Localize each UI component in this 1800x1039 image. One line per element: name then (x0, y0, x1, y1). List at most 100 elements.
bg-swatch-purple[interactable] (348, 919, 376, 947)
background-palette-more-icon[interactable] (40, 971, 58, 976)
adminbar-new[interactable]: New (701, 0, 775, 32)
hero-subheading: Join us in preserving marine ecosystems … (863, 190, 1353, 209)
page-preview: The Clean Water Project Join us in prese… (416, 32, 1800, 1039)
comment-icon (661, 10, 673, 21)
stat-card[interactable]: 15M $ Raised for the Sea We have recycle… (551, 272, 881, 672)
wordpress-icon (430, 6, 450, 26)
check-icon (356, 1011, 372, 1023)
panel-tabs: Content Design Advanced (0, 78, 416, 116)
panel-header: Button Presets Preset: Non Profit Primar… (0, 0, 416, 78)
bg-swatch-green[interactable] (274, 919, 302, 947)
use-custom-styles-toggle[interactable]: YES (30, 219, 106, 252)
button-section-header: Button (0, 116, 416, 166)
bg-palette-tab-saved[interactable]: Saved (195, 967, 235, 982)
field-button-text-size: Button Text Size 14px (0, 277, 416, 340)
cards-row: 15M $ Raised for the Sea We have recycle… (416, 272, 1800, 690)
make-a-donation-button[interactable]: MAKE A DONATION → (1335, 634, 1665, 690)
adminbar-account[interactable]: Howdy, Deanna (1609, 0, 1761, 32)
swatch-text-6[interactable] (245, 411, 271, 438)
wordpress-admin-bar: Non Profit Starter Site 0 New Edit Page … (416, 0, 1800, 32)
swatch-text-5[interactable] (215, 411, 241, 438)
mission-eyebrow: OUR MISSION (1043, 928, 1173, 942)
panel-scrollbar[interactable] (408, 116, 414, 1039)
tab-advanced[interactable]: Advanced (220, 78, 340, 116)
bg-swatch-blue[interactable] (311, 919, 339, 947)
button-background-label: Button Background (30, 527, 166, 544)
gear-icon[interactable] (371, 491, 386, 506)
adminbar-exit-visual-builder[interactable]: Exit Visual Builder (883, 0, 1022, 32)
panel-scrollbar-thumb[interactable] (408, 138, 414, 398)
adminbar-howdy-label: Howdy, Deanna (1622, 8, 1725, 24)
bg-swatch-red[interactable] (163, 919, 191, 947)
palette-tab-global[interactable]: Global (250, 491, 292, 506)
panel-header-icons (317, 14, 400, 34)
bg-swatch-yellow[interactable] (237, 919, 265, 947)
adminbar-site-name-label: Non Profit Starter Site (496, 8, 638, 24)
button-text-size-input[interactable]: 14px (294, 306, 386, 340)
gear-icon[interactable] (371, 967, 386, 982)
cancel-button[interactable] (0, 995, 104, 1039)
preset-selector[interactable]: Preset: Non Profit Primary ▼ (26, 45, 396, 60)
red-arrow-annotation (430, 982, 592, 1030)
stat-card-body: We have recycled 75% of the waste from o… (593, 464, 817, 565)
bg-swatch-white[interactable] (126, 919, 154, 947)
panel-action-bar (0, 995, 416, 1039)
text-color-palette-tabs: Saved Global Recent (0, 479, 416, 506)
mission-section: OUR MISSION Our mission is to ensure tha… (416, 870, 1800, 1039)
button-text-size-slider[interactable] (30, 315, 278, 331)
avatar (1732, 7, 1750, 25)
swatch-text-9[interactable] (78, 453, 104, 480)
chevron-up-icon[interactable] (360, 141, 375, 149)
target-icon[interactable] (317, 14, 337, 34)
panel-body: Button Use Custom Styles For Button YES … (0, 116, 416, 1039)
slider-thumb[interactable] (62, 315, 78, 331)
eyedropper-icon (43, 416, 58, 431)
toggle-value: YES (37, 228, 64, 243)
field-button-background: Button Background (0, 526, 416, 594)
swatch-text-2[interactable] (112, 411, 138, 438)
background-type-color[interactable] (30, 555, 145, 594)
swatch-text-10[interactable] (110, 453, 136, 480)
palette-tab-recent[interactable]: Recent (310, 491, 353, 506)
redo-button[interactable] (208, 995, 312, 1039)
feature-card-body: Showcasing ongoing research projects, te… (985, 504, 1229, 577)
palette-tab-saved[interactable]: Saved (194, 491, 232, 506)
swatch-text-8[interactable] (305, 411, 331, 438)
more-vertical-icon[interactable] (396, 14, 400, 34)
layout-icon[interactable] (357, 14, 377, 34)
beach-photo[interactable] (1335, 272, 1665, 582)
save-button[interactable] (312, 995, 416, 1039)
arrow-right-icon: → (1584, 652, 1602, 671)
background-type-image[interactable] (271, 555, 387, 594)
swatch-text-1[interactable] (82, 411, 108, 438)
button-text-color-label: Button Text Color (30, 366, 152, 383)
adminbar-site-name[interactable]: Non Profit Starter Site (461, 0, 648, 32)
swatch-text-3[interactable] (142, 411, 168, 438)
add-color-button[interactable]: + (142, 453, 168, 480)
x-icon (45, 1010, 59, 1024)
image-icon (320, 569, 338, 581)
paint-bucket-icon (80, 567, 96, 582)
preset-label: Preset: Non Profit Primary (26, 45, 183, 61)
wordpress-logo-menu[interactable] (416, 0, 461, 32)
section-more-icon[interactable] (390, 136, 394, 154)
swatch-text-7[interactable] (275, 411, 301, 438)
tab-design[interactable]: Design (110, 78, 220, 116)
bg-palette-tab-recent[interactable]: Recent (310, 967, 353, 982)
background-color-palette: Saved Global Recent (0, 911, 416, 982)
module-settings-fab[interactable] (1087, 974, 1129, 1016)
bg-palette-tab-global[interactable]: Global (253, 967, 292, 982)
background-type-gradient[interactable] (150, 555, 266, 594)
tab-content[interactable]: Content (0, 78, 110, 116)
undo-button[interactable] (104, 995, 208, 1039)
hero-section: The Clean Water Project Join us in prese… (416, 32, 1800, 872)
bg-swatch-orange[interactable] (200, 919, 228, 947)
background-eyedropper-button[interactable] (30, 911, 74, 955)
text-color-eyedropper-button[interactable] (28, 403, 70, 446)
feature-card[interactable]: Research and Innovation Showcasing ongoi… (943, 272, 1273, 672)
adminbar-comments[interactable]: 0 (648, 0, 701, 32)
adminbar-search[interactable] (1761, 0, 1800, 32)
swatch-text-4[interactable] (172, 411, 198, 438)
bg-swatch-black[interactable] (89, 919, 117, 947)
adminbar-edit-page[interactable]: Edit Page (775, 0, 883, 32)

● Written exercise: Can you rewrite the items from the start through the line containing "cards-row: 15M $", swapping "Button Text Size" for "Label Font Size" and keeping everything else the same?

● Worked solution:
Localize each UI component in this 1800x1039 image. One line per element: name then (x0, y0, x1, y1). List at most 100 elements.
bg-swatch-purple[interactable] (348, 919, 376, 947)
background-palette-more-icon[interactable] (40, 971, 58, 976)
adminbar-new[interactable]: New (701, 0, 775, 32)
hero-subheading: Join us in preserving marine ecosystems … (863, 190, 1353, 209)
page-preview: The Clean Water Project Join us in prese… (416, 32, 1800, 1039)
comment-icon (661, 10, 673, 21)
stat-card[interactable]: 15M $ Raised for the Sea We have recycle… (551, 272, 881, 672)
wordpress-icon (430, 6, 450, 26)
check-icon (356, 1011, 372, 1023)
panel-tabs: Content Design Advanced (0, 78, 416, 116)
panel-header: Button Presets Preset: Non Profit Primar… (0, 0, 416, 78)
bg-swatch-green[interactable] (274, 919, 302, 947)
use-custom-styles-toggle[interactable]: YES (30, 219, 106, 252)
button-section-header: Button (0, 116, 416, 166)
bg-palette-tab-saved[interactable]: Saved (195, 967, 235, 982)
field-button-text-size: Label Font Size 14px (0, 277, 416, 340)
cards-row: 15M $ Raised for the Sea We have recycle… (416, 272, 1800, 690)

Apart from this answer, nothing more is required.